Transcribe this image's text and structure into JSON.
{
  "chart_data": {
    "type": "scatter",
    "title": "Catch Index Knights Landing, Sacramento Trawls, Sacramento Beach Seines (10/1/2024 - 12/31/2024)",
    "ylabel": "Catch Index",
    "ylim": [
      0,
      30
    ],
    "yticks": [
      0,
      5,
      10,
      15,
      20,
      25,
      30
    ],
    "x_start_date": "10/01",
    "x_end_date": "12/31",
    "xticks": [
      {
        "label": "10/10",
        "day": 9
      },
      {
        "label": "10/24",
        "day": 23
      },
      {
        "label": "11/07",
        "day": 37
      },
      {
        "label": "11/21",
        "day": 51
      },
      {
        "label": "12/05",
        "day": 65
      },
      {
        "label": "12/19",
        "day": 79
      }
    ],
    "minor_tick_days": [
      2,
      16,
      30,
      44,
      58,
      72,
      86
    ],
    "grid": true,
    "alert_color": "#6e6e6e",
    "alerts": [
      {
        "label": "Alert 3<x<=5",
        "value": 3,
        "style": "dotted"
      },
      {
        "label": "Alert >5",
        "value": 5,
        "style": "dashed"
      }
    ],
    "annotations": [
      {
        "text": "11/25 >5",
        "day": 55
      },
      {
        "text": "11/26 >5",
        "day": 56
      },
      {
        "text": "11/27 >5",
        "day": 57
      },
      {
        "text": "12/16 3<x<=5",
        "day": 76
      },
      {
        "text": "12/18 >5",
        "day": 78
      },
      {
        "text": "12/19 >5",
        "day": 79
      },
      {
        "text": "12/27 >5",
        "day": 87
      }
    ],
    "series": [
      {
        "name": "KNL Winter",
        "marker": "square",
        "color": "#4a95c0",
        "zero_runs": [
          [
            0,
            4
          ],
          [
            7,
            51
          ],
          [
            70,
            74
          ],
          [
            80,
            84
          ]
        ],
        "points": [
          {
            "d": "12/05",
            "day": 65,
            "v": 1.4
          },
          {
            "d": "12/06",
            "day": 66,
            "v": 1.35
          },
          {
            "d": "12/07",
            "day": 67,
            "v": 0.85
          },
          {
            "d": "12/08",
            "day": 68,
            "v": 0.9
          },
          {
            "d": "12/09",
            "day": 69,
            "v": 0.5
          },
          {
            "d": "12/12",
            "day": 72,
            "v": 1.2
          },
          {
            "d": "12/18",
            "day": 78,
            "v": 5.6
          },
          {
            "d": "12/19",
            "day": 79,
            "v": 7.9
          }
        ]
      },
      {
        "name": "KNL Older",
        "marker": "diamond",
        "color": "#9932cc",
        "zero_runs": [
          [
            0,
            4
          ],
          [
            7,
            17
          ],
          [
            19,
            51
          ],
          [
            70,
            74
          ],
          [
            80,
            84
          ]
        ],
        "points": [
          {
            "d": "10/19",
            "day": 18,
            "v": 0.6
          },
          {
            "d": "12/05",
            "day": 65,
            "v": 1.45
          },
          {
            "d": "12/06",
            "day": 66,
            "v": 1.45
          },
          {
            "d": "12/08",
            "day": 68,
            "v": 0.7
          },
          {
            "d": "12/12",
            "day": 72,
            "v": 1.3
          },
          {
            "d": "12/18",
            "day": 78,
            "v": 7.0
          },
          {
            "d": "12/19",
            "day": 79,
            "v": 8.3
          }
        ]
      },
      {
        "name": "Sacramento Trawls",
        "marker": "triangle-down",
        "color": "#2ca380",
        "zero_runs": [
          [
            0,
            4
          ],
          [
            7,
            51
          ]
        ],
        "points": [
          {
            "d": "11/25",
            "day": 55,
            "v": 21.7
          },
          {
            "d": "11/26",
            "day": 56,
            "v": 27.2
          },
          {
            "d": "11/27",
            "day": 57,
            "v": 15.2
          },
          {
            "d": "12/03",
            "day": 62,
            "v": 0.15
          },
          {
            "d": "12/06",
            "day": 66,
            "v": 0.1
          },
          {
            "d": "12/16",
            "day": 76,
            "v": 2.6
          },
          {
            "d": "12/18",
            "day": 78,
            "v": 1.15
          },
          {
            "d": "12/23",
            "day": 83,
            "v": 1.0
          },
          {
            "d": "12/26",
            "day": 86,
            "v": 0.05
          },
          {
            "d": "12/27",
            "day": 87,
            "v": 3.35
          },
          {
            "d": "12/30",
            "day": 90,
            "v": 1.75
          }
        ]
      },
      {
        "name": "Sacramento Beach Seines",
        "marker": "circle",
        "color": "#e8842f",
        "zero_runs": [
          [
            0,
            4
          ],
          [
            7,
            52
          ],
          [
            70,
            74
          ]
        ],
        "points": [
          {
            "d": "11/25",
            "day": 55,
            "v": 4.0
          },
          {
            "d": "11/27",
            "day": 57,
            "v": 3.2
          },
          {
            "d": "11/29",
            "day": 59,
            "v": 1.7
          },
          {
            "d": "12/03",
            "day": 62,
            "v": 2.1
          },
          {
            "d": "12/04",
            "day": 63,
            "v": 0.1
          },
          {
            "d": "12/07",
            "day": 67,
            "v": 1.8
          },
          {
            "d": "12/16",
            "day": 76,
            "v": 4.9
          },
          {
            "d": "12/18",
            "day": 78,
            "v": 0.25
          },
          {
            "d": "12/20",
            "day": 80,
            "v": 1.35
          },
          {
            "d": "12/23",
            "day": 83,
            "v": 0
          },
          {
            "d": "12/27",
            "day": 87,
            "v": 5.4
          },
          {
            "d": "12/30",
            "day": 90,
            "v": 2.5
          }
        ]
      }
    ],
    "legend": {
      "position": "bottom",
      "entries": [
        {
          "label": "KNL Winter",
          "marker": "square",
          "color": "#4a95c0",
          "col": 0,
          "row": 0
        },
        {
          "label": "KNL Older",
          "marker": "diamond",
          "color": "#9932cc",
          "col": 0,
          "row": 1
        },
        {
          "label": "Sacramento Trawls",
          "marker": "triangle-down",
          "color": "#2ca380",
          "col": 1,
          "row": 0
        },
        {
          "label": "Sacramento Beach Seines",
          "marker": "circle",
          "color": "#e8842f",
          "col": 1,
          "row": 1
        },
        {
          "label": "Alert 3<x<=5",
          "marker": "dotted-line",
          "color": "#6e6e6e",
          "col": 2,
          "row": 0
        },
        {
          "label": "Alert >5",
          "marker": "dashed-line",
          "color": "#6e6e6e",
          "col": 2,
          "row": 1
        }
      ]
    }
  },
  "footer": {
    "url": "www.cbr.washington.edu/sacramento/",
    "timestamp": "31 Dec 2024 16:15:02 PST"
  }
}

- [What you need to do]
Copy all of the data. Keep every word exactly as it is.

- [The completed task]
Transcribe this image's text and structure into JSON.
{
  "chart_data": {
    "type": "scatter",
    "title": "Catch Index Knights Landing, Sacramento Trawls, Sacramento Beach Seines (10/1/2024 - 12/31/2024)",
    "ylabel": "Catch Index",
    "ylim": [
      0,
      30
    ],
    "yticks": [
      0,
      5,
      10,
      15,
      20,
      25,
      30
    ],
    "x_start_date": "10/01",
    "x_end_date": "12/31",
    "xticks": [
      {
        "label": "10/10",
        "day": 9
      },
      {
        "label": "10/24",
        "day": 23
      },
      {
        "label": "11/07",
        "day": 37
      },
      {
        "label": "11/21",
        "day": 51
      },
      {
        "label": "12/05",
        "day": 65
      },
      {
        "label": "12/19",
        "day": 79
      }
    ],
    "minor_tick_days": [
      2,
      16,
      30,
      44,
      58,
      72,
      86
    ],
    "grid": true,
    "alert_color": "#6e6e6e",
    "alerts": [
      {
        "label": "Alert 3<x<=5",
        "value": 3,
        "style": "dotted"
      },
      {
        "label": "Alert >5",
        "value": 5,
        "style": "dashed"
      }
    ],
    "annotations": [
      {
        "text": "11/25 >5",
        "day": 55
      },
      {
        "text": "11/26 >5",
        "day": 56
      },
      {
        "text": "11/27 >5",
        "day": 57
      },
      {
        "text": "12/16 3<x<=5",
        "day": 76
      },
      {
        "text": "12/18 >5",
        "day": 78
      },
      {
        "text": "12/19 >5",
        "day": 79
      },
      {
        "text": "12/27 >5",
        "day": 87
      }
    ],
    "series": [
      {
        "name": "KNL Winter",
        "marker": "square",
        "color": "#4a95c0",
        "zero_runs": [
          [
            0,
            4
          ],
          [
            7,
            51
          ],
          [
            70,
            74
          ],
          [
            80,
            84
          ]
        ],
        "points": [
          {
            "d": "12/05",
            "day": 65,
            "v": 1.4
          },
          {
            "d": "12/06",
            "day": 66,
            "v": 1.35
          },
          {
            "d": "12/07",
            "day": 67,
            "v": 0.85
          },
          {
            "d": "12/08",
            "day": 68,
            "v": 0.9
          },
          {
            "d": "12/09",
            "day": 69,
            "v": 0.5
          },
          {
            "d": "12/12",
            "day": 72,
            "v": 1.2
          },
          {
            "d": "12/18",
            "day": 78,
            "v": 5.6
          },
          {
            "d": "12/19",
            "day": 79,
            "v": 7.9
          }
        ]
      },
      {
        "name": "KNL Older",
        "marker": "diamond",
        "color": "#9932cc",
        "zero_runs": [
          [
            0,
            4
          ],
          [
            7,
            17
          ],
          [
            19,
            51
          ],
          [
            70,
            74
          ],
          [
            80,
            84
          ]
        ],
        "points": [
          {
            "d": "10/19",
            "day": 18,
            "v": 0.6
          },
          {
            "d": "12/05",
            "day": 65,
            "v": 1.45
          },
          {
            "d": "12/06",
            "day": 66,
            "v": 1.45
          },
          {
            "d": "12/08",
            "day": 68,
            "v": 0.7
          },
          {
            "d": "12/12",
            "day": 72,
            "v": 1.3
          },
          {
            "d": "12/18",
            "day": 78,
            "v": 7.0
          },
          {
            "d": "12/19",
            "day": 79,
            "v": 8.3
          }
        ]
      },
      {
        "name": "Sacramento Trawls",
        "marker": "triangle-down",
        "color": "#2ca380",
        "zero_runs": [
          [
            0,
            4
          ],
          [
            7,
            51
          ]
        ],
        "points": [
          {
            "d": "11/25",
            "day": 55,
            "v": 21.7
          },
          {
            "d": "11/26",
            "day": 56,
            "v": 27.2
          },
          {
            "d": "11/27",
            "day": 57,
            "v": 15.2
          },
          {
            "d": "12/03",
            "day": 62,
            "v": 0.15
          },
          {
            "d": "12/06",
            "day": 66,
            "v": 0.1
          },
          {
            "d": "12/16",
            "day": 76,
            "v": 2.6
          },
          {
            "d": "12/18",
            "day": 78,
            "v": 1.15
          },
          {
            "d": "12/23",
            "day": 83,
            "v": 1.0
          },
          {
            "d": "12/26",
            "day": 86,
            "v": 0.05
          },
          {
            "d": "12/27",
            "day": 87,
            "v": 3.35
          },
          {
            "d": "12/30",
            "day": 90,
            "v": 1.75
          }
        ]
      },
      {
        "name": "Sacramento Beach Seines",
        "marker": "circle",
        "color": "#e8842f",
        "zero_runs": [
          [
            0,
            4
          ],
          [
            7,
            52
          ],
          [
            70,
            74
          ]
        ],
        "points": [
          {
            "d": "11/25",
            "day": 55,
            "v": 4.0
          },
          {
            "d": "11/27",
            "day": 57,
            "v": 3.2
          },
          {
            "d": "11/29",
            "day": 59,
            "v": 1.7
          },
          {
            "d": "12/03",
            "day": 62,
            "v": 2.1
          },
          {
            "d": "12/04",
            "day": 63,
            "v": 0.1
          },
          {
            "d": "12/07",
            "day": 67,
            "v": 1.8
          },
          {
            "d": "12/16",
            "day": 76,
            "v": 4.9
          },
          {
            "d": "12/18",
            "day": 78,
            "v": 0.25
          },
          {
            "d": "12/20",
            "day": 80,
            "v": 1.35
          },
          {
            "d": "12/23",
            "day": 83,
            "v": 0
          },
          {
            "d": "12/27",
            "day": 87,
            "v": 5.4
          },
          {
            "d": "12/30",
            "day": 90,
            "v": 2.5
          }
        ]
      }
    ],
    "legend": {
      "position": "bottom",
      "entries": [
        {
          "label": "KNL Winter",
          "marker": "square",
          "color": "#4a95c0",
          "col": 0,
          "row": 0
        },
        {
          "label": "KNL Older",
          "marker": "diamond",
          "color": "#9932cc",
          "col": 0,
          "row": 1
        },
        {
          "label": "Sacramento Trawls",
          "marker": "triangle-down",
          "color": "#2ca380",
          "col": 1,
          "row": 0
        },
        {
          "label": "Sacramento Beach Seines",
          "marker": "circle",
          "color": "#e8842f",
          "col": 1,
          "row": 1
        },
        {
          "label": "Alert 3<x<=5",
          "marker": "dotted-line",
          "color": "#6e6e6e",
          "col": 2,
          "row": 0
        },
        {
          "label": "Alert >5",
          "marker": "dashed-line",
          "color": "#6e6e6e",
          "col": 2,
          "row": 1
        }
      ]
    }
  },
  "footer": {
    "url": "www.cbr.washington.edu/sacramento/",
    "timestamp": "31 Dec 2024 16:15:02 PST"
  }
}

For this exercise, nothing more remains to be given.